Exercise instructions:
Show all lines of the listing that hold the word "title".

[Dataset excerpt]
------
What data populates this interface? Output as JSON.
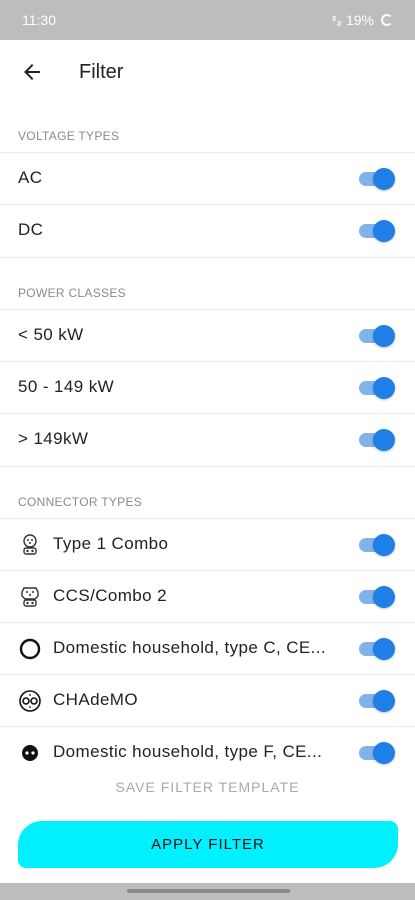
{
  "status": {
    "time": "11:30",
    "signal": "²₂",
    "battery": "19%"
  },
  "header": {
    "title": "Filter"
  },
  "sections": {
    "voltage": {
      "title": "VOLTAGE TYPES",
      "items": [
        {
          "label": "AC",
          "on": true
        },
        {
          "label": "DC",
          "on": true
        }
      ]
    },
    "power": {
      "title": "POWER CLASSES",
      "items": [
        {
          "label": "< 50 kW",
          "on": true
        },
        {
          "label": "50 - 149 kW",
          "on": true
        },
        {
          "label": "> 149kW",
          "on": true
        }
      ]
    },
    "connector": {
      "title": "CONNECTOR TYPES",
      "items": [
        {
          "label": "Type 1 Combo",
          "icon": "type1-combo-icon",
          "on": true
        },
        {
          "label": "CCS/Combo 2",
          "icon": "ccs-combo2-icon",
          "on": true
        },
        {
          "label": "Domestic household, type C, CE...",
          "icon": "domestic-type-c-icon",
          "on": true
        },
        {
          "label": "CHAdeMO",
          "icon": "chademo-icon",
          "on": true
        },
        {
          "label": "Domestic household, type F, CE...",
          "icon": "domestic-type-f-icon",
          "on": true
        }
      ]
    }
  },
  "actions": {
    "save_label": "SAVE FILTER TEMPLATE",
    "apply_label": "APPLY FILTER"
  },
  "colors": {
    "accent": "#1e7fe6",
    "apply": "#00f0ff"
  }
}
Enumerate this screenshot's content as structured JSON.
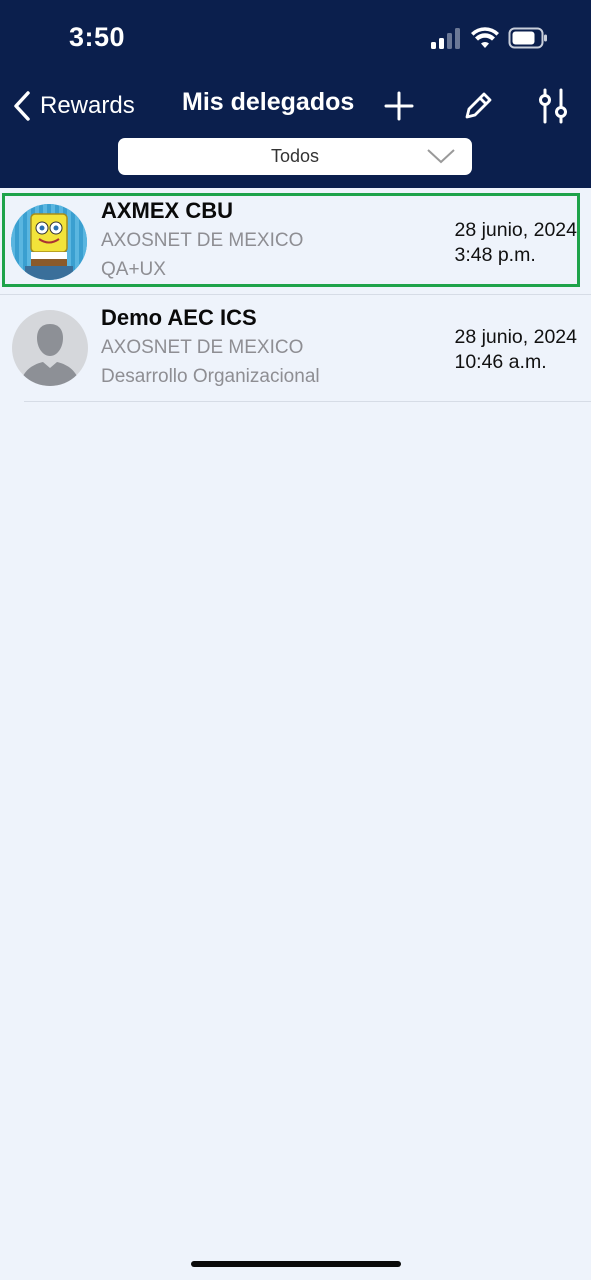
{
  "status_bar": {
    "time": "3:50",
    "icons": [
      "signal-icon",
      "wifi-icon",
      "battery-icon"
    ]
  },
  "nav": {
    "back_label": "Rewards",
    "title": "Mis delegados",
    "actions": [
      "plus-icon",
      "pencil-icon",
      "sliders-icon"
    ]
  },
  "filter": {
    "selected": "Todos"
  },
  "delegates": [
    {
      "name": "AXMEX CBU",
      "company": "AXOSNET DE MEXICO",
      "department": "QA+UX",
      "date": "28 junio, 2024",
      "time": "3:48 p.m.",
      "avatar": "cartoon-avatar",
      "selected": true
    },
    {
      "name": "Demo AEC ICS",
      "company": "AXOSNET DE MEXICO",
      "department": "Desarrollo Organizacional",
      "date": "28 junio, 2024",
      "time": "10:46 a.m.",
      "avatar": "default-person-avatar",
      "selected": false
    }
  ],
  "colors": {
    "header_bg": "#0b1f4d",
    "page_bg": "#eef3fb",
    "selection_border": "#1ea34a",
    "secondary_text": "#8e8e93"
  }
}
------
Answer for the task:
    "title": "Filter"
      "title": "VOLTAGE TYPES",
      "title": "POWER CLASSES",
      "title": "CONNECTOR TYPES",
    "title": "Mis delegados",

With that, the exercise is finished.